◆ Exercise description
Find the lines holding "name" and copy them.

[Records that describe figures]
━━━

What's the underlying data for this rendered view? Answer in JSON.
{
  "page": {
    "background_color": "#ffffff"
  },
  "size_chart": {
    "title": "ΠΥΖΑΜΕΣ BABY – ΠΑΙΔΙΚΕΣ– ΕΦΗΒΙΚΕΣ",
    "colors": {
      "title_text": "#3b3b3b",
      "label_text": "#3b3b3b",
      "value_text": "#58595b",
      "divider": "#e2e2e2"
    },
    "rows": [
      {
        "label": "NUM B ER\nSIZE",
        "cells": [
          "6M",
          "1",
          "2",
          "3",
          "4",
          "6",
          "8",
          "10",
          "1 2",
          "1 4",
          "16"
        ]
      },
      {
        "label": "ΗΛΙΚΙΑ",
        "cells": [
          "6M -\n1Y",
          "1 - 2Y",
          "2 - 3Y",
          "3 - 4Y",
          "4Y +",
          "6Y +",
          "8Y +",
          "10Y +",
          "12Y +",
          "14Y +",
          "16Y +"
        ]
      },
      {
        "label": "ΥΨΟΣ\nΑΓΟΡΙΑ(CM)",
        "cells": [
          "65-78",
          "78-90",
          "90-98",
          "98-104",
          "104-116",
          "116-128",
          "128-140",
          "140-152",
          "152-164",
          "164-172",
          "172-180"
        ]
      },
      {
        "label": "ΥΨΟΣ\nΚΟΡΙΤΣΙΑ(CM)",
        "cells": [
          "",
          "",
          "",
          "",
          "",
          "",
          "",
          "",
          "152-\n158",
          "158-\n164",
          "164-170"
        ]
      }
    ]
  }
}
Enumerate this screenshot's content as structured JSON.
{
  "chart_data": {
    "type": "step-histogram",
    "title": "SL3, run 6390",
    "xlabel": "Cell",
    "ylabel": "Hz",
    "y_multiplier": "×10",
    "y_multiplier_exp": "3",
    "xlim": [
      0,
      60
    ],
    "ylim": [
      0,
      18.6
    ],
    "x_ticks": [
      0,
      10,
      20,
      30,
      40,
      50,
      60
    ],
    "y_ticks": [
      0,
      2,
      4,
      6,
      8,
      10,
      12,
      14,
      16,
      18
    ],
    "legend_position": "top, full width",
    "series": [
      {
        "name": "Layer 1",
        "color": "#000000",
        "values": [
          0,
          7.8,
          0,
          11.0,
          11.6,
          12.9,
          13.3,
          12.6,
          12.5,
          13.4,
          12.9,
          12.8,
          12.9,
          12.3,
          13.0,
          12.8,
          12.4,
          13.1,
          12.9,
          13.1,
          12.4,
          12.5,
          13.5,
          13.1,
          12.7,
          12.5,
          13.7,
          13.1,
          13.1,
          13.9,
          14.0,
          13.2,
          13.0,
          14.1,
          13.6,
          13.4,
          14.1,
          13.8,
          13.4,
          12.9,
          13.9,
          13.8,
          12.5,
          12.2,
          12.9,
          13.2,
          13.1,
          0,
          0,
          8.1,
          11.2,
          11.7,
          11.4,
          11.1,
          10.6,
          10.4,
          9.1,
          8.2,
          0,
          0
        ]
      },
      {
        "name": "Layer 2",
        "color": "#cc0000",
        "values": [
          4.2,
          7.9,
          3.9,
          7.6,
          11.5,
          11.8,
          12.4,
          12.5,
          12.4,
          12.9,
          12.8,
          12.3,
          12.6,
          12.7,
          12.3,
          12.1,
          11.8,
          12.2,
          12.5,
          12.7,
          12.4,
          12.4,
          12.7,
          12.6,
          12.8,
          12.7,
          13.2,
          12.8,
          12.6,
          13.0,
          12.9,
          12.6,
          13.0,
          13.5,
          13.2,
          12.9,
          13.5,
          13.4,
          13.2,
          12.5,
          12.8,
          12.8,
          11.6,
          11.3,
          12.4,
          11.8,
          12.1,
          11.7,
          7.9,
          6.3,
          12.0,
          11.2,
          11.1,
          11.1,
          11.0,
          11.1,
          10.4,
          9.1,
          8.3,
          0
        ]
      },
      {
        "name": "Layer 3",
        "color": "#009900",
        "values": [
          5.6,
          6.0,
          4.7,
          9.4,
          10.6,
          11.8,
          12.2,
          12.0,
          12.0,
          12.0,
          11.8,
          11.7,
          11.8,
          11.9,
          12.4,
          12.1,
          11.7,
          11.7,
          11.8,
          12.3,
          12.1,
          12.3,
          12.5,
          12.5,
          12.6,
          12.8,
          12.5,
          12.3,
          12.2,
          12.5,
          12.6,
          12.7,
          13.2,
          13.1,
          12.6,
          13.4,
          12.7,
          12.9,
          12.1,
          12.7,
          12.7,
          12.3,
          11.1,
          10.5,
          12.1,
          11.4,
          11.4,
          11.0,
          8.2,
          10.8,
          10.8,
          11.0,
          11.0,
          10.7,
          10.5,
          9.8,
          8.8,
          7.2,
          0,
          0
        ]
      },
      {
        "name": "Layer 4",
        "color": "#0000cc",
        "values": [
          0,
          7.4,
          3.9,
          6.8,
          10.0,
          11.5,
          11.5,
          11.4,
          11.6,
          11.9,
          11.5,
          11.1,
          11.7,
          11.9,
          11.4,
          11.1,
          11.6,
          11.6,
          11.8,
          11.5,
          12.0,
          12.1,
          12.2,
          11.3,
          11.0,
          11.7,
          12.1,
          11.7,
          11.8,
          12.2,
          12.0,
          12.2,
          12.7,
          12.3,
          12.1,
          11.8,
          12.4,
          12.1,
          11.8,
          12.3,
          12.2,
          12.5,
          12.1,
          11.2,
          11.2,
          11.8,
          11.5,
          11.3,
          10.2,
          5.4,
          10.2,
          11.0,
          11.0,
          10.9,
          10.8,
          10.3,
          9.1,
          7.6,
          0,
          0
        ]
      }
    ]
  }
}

━━━

◆ Solution to this problem
        "name": "Layer 1",
        "name": "Layer 2",
        "name": "Layer 3",
        "name": "Layer 4",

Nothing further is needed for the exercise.